* ENTRIES
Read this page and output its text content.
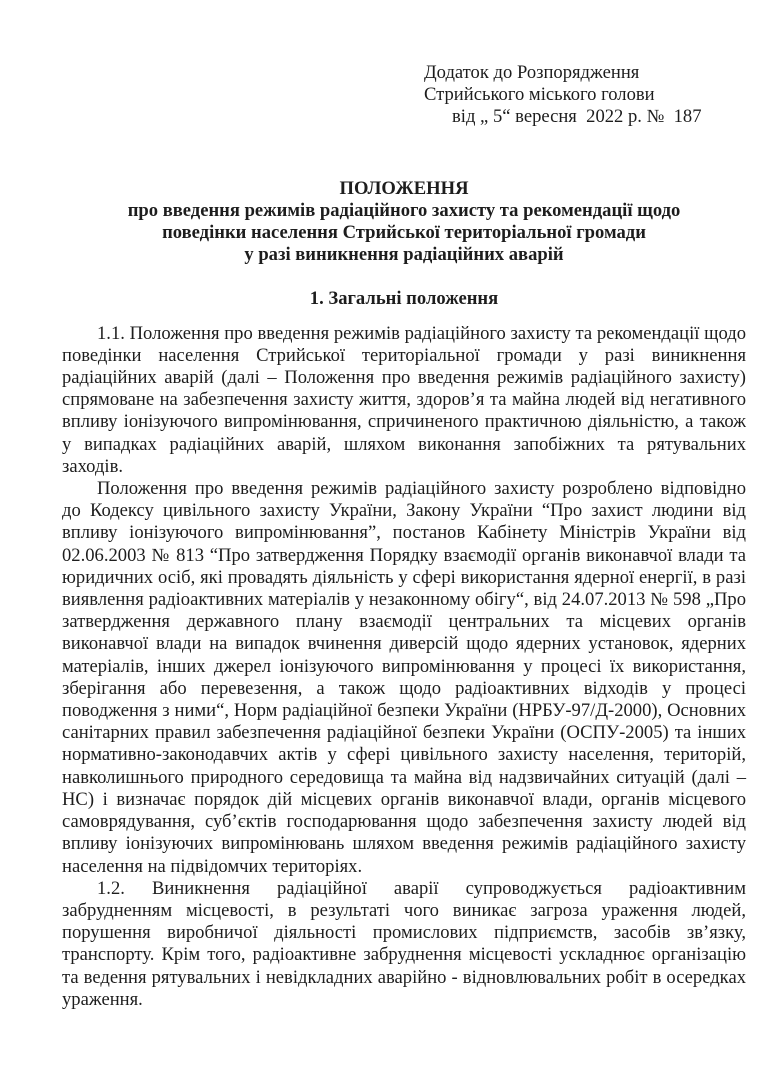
Додаток до Розпорядження
Стрийського міського голови
від „ 5“ вересня  2022 р. №  187
ПОЛОЖЕННЯ
про введення режимів радіаційного захисту та рекомендації щодо
поведінки населення Стрийської територіальної громади
у разі виникнення радіаційних аварій
1. Загальні положення
1.1. Положення про введення режимів радіаційного захисту та рекомендації щодо поведінки населення Стрийської територіальної громади у разі виникнення радіаційних аварій (далі – Положення про введення режимів радіаційного захисту) спрямоване на забезпечення захисту життя, здоров’я та майна людей від негативного впливу іонізуючого випромінювання, спричиненого практичною діяльністю, а також у випадках радіаційних аварій, шляхом виконання запобіжних та рятувальних заходів.
Положення про введення режимів радіаційного захисту розроблено відповідно до Кодексу цивільного захисту України, Закону України “Про захист людини від впливу іонізуючого випромінювання”, постанов Кабінету Міністрів України від 02.06.2003 № 813 “Про затвердження Порядку взаємодії органів виконавчої влади та юридичних осіб, які провадять діяльність у сфері використання ядерної енергії, в разі виявлення радіоактивних матеріалів у незаконному обігу“, від 24.07.2013 № 598 „Про затвердження державного плану взаємодії центральних та місцевих органів виконавчої влади на випадок вчинення диверсій щодо ядерних установок, ядерних матеріалів, інших джерел іонізуючого випромінювання у процесі їх використання, зберігання або перевезення, а також щодо радіоактивних відходів у процесі поводження з ними“, Норм радіаційної безпеки України (НРБУ-97/Д-2000), Основних санітарних правил забезпечення радіаційної безпеки України (ОСПУ-2005) та інших нормативно-законодавчих актів у сфері цивільного захисту населення, територій, навколишнього природного середовища та майна від надзвичайних ситуацій (далі – НС) і визначає порядок дій місцевих органів виконавчої влади, органів місцевого самоврядування, суб’єктів господарювання щодо забезпечення захисту людей від впливу іонізуючих випромінювань шляхом введення режимів радіаційного захисту населення на підвідомчих територіях.
1.2. Виникнення радіаційної аварії супроводжується радіоактивним забрудненням місцевості, в результаті чого виникає загроза ураження людей, порушення виробничої діяльності промислових підприємств, засобів зв’язку, транспорту. Крім того, радіоактивне забруднення місцевості ускладнює організацію та ведення рятувальних і невідкладних аварійно - відновлювальних робіт в осередках ураження.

* EXERCISE GOAL
Read the entries and pick out all lines that include the word "територіальної".

* RIGHT ANSWER
поведінки населення Стрийської територіальної громади
1.1. Положення про введення режимів радіаційного захисту та рекомендації щодо поведінки населення Стрийської територіальної громади у разі виникнення радіаційних аварій (далі – Положення про введення режимів радіаційного захисту) спрямоване на забезпечення захисту життя, здоров’я та майна людей від негативного впливу іонізуючого випромінювання, спричиненого практичною діяльністю, а також у випадках радіаційних аварій, шляхом виконання запобіжних та рятувальних заходів.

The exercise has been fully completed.